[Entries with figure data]
——————
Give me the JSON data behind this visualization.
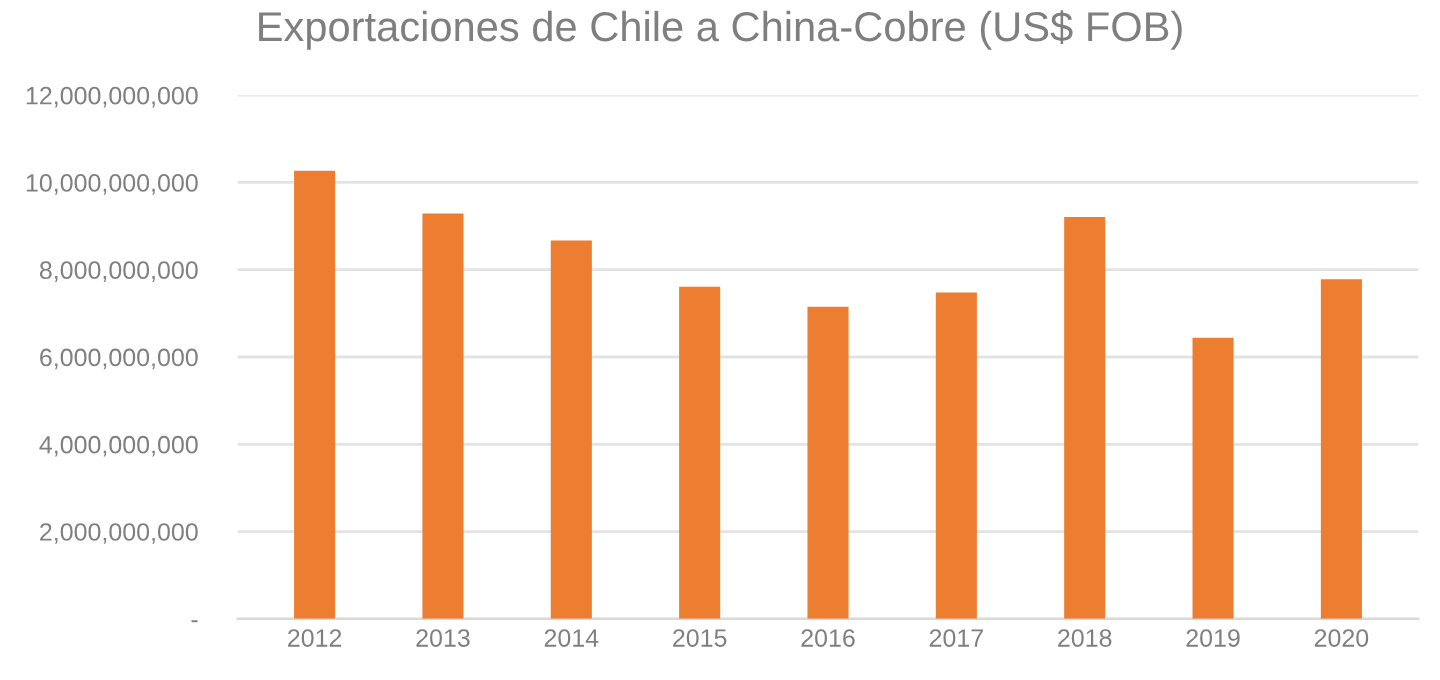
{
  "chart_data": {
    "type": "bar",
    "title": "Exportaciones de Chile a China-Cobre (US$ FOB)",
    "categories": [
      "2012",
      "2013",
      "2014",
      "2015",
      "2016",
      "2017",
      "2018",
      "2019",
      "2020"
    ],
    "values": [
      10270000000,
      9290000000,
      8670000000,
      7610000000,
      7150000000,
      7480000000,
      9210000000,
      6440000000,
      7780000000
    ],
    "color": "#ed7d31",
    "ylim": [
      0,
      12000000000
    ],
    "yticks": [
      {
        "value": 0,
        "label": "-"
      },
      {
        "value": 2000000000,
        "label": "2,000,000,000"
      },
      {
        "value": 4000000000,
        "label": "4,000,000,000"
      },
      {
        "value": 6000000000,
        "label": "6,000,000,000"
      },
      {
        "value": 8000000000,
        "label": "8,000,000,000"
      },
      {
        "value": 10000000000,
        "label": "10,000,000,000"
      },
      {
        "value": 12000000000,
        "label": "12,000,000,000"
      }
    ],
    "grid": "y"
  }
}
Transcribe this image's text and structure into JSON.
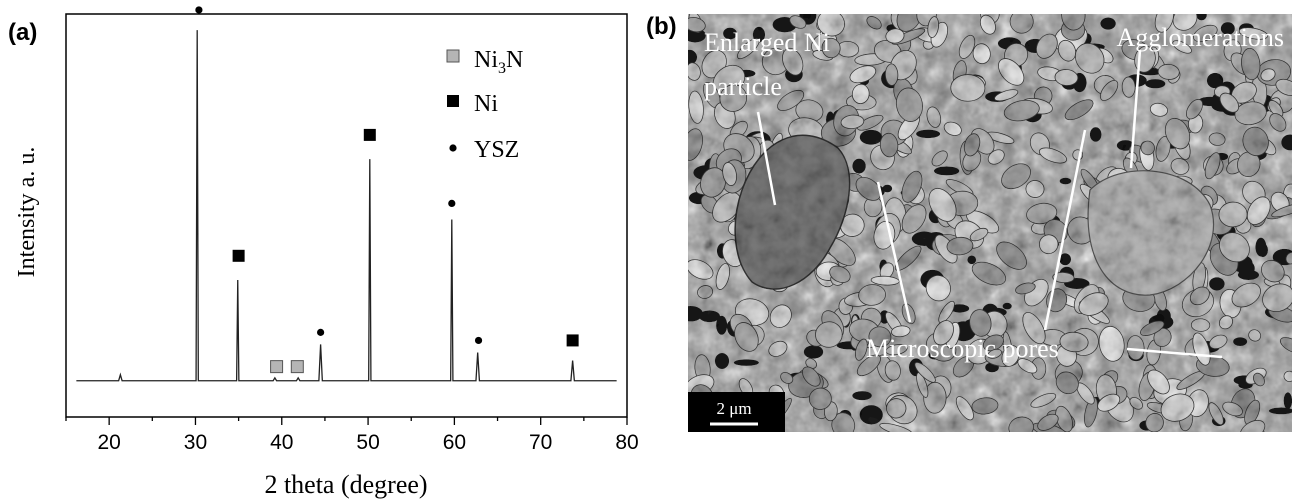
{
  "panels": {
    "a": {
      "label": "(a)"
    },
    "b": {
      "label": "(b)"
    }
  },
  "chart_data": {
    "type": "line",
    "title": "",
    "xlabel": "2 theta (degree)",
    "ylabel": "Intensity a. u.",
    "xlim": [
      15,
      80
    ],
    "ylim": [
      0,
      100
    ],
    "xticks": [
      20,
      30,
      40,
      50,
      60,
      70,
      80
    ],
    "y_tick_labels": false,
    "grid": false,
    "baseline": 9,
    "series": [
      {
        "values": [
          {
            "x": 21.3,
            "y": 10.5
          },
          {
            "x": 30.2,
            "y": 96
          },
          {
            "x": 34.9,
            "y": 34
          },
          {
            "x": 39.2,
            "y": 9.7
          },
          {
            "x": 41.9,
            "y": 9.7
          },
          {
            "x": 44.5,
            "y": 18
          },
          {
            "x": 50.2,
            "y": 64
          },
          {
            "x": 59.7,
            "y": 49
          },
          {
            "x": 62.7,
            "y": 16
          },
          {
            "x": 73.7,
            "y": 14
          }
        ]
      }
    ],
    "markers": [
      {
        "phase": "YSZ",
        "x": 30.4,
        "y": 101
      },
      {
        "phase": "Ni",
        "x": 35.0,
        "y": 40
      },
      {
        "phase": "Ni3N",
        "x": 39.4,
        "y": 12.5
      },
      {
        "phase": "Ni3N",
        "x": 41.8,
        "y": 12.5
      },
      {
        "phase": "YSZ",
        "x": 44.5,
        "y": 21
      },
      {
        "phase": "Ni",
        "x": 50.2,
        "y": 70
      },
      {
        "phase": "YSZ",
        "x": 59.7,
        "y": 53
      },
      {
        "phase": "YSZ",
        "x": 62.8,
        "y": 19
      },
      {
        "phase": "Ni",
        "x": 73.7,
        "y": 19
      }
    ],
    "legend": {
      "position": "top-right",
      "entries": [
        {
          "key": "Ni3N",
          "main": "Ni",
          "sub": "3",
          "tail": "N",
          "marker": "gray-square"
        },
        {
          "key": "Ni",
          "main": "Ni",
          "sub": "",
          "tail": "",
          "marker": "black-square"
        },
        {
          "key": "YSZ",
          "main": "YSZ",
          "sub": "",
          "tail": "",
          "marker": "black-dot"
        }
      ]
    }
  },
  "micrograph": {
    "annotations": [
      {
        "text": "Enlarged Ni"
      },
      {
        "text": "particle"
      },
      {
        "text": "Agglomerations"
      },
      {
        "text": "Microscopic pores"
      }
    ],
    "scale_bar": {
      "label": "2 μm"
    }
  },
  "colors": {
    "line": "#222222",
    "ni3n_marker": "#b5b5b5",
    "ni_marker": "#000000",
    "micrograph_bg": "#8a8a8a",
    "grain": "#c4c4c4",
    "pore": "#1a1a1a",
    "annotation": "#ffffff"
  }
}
——————
Among the entries above, how many lines include the word "JSON"? Reply with the number only.

2